[Stored dataset items]
↓↓↓

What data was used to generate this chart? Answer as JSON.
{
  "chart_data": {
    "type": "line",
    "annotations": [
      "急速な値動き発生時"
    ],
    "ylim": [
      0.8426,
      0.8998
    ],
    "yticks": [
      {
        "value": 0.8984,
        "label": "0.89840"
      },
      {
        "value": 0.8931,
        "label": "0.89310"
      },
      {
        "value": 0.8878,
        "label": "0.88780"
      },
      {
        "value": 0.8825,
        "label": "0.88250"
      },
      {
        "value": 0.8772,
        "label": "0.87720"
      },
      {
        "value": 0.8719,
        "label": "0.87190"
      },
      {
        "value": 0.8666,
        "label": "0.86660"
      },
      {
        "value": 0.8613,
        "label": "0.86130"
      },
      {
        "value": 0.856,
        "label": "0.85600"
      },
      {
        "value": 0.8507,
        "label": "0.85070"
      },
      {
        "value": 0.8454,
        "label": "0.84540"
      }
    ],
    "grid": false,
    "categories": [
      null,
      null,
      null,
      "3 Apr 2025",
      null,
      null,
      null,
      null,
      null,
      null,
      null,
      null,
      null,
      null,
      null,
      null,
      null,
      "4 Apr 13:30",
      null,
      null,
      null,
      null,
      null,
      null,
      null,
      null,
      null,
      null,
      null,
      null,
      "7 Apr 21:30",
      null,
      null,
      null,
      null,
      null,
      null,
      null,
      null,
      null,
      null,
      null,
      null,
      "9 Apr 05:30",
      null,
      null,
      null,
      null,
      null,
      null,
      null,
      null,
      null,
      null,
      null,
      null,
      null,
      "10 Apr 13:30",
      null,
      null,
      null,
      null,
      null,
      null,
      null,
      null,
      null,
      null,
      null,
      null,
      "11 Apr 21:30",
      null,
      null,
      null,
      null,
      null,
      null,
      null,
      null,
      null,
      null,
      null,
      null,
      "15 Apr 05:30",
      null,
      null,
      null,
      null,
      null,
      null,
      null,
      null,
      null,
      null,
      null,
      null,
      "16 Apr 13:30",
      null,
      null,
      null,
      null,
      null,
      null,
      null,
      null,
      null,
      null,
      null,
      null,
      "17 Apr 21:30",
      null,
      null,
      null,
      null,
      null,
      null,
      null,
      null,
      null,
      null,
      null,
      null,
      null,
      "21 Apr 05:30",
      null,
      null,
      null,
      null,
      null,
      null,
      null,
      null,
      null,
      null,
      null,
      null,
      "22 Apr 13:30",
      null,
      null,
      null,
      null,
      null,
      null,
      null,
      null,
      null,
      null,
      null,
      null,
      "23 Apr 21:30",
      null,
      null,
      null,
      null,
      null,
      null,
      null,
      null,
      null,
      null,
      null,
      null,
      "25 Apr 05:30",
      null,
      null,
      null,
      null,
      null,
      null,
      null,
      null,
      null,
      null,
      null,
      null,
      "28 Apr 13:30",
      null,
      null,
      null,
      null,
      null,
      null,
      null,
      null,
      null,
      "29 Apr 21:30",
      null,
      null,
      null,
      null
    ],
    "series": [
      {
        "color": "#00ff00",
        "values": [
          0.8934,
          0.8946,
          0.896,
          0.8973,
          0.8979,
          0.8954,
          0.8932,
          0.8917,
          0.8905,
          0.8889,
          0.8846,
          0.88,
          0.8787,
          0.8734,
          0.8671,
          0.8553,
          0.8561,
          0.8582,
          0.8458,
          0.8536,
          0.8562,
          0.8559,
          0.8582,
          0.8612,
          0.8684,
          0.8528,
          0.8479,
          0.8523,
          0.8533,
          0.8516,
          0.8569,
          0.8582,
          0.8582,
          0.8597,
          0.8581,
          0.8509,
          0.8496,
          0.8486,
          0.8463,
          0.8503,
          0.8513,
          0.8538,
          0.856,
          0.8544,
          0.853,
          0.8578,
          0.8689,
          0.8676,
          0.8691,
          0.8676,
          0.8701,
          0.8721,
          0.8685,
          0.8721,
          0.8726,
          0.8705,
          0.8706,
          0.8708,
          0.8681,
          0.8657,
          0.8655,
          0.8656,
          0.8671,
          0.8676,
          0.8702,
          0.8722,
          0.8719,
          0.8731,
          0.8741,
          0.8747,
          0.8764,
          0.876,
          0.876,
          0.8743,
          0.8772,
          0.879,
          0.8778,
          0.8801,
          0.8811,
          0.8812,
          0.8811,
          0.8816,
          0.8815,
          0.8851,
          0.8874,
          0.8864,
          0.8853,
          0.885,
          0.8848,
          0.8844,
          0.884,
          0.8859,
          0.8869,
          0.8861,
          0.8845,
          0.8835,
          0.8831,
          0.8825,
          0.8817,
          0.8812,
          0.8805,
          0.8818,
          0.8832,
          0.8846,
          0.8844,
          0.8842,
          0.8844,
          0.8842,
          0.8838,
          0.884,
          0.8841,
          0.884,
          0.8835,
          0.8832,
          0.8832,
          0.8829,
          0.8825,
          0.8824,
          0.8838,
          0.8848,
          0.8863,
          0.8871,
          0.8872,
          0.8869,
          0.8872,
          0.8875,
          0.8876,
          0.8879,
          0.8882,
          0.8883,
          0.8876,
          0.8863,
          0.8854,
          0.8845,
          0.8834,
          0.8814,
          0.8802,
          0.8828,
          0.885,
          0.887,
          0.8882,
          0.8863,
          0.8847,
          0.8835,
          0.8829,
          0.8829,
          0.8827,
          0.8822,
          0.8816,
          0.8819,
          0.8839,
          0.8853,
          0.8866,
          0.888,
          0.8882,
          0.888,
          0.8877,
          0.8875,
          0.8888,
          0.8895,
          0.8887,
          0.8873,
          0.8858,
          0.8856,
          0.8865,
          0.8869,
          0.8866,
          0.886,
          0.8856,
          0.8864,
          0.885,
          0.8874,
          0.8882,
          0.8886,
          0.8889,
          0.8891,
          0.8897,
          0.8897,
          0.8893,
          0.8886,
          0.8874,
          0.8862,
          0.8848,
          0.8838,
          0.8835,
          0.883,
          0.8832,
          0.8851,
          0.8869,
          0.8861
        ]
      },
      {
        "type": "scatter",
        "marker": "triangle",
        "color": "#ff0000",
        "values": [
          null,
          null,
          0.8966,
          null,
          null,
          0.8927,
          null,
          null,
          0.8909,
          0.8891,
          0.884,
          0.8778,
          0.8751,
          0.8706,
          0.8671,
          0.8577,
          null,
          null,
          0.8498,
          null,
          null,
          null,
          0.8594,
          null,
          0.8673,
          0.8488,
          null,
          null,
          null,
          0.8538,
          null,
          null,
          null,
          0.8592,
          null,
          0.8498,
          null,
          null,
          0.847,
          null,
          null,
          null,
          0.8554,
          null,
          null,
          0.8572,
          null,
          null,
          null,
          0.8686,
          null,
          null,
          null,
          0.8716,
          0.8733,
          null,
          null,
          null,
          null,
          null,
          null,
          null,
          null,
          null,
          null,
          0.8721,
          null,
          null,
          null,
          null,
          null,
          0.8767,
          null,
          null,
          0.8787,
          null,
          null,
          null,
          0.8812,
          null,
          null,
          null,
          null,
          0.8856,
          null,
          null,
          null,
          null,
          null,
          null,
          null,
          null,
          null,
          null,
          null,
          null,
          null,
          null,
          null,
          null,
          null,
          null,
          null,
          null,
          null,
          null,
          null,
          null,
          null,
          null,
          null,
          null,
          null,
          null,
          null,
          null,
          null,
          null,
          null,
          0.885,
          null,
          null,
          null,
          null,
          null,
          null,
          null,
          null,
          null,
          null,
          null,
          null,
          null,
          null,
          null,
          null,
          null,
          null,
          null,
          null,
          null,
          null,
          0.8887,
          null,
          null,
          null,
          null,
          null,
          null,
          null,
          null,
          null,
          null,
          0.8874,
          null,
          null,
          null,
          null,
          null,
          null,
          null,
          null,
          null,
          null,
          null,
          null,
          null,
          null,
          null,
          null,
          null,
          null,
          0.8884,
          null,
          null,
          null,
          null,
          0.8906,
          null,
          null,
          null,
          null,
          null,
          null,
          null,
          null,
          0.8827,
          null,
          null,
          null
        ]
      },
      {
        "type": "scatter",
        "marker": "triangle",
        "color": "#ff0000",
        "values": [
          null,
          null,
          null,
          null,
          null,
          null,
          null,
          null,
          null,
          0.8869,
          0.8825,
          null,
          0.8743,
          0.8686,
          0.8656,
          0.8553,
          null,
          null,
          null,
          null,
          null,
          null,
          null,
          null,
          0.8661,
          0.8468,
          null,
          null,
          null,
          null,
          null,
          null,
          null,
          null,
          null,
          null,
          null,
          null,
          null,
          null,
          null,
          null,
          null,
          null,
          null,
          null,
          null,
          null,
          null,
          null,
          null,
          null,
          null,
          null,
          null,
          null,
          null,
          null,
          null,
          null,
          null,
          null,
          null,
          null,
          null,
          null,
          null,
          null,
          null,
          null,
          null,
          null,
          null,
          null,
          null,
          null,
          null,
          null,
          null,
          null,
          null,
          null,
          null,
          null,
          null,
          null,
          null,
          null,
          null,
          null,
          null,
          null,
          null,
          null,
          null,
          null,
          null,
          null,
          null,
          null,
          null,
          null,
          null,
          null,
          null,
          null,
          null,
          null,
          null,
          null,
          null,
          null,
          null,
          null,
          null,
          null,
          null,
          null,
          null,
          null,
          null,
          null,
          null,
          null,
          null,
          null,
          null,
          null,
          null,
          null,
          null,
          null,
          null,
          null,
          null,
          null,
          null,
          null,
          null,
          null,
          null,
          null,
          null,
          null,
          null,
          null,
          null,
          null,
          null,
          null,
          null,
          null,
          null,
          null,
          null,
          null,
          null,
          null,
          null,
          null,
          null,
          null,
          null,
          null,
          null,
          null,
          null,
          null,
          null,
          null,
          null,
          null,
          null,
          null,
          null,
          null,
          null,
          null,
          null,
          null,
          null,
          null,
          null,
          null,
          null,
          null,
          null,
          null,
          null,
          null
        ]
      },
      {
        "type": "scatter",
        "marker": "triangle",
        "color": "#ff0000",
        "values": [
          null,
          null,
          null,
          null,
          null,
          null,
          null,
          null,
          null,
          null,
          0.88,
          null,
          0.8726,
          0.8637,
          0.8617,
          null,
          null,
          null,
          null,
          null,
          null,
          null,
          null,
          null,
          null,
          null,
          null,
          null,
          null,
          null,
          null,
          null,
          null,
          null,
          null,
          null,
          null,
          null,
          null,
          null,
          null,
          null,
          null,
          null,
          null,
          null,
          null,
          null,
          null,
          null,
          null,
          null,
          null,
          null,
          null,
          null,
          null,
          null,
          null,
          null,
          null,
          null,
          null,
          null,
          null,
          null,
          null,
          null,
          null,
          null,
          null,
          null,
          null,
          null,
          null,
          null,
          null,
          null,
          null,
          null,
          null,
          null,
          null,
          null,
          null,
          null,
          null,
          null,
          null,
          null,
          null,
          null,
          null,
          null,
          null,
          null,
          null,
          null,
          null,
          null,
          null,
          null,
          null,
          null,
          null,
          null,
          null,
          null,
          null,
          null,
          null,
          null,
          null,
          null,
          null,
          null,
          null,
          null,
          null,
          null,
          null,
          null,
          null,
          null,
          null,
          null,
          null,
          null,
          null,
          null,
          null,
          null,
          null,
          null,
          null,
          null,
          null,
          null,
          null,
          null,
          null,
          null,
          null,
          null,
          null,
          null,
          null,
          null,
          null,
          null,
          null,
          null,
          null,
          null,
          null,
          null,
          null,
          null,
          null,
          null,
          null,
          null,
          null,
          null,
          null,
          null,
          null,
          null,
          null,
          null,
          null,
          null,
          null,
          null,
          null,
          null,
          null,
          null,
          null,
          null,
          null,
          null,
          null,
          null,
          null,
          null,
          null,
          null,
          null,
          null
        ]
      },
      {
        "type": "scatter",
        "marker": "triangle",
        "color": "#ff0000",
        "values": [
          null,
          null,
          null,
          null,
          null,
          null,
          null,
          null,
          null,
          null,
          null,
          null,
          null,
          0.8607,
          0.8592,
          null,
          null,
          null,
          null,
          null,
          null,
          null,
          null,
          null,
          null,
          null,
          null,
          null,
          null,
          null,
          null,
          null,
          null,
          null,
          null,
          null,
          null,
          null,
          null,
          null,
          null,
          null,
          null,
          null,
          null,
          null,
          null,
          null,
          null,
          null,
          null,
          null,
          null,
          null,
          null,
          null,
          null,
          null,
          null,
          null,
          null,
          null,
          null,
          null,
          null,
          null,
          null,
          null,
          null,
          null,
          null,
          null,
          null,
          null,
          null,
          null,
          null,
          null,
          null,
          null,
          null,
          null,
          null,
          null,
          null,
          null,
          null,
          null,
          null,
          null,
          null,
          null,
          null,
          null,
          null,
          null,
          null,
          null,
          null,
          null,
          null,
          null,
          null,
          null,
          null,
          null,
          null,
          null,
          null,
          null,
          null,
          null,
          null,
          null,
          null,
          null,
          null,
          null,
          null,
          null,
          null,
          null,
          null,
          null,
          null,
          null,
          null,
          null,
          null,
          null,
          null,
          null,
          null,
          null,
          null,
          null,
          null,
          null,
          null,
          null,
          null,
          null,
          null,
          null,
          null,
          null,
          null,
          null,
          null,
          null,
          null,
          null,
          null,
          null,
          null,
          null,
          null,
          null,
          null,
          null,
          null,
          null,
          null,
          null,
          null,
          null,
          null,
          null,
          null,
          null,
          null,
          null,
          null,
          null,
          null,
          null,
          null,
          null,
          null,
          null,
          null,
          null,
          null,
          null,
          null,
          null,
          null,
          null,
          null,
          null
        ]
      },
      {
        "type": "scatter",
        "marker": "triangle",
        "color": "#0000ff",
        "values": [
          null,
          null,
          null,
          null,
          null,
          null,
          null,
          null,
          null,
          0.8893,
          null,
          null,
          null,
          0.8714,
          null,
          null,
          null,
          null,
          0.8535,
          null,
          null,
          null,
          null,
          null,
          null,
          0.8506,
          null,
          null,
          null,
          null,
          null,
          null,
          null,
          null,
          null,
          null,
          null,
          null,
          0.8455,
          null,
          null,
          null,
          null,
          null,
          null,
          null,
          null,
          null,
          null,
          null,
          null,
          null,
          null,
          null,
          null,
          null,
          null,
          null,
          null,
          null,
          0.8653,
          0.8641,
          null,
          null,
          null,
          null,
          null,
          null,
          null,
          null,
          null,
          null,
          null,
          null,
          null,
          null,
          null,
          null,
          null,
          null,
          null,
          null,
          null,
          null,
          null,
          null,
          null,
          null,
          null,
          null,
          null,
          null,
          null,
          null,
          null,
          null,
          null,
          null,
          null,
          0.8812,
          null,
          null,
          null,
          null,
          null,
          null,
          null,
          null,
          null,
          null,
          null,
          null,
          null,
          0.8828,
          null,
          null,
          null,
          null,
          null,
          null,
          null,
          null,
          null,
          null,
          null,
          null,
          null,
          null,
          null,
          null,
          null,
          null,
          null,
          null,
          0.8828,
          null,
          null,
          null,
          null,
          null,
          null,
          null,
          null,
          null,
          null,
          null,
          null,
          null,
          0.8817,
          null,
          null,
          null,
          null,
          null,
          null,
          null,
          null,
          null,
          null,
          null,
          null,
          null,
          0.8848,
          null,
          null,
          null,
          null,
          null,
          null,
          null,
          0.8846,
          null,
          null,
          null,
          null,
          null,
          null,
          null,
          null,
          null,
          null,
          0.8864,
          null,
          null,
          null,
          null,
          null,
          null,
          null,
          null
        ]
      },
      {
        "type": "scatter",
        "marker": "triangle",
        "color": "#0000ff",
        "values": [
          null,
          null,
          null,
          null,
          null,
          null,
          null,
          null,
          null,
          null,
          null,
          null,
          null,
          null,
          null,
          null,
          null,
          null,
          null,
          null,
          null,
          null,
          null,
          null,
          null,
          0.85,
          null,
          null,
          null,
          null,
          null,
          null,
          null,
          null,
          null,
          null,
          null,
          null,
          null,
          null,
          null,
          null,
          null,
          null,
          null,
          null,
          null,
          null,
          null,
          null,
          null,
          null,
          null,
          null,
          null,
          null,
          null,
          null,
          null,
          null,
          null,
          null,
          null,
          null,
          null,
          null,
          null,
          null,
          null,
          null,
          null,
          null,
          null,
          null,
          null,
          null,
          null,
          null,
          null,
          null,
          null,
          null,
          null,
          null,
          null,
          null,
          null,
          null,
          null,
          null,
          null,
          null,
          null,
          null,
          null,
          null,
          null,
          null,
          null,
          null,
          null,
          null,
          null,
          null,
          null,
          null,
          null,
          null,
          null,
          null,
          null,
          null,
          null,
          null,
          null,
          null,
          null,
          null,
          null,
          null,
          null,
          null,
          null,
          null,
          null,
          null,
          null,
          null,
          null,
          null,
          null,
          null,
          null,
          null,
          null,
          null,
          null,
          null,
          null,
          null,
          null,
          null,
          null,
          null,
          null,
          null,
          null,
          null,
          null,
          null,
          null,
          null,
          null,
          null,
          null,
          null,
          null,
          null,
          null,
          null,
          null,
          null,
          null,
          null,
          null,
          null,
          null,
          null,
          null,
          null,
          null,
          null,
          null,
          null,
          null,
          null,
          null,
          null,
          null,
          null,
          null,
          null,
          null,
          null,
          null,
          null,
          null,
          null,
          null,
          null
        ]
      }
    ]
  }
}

↑↑↑

- PROBLEM STATEMENT -
Isolate each line of the listing above that includes "label". Copy it.

- THE OUTPUT -
        "label": "0.89840"
        "label": "0.89310"
        "label": "0.88780"
        "label": "0.88250"
        "label": "0.87720"
        "label": "0.87190"
        "label": "0.86660"
        "label": "0.86130"
        "label": "0.85600"
        "label": "0.85070"
        "label": "0.84540"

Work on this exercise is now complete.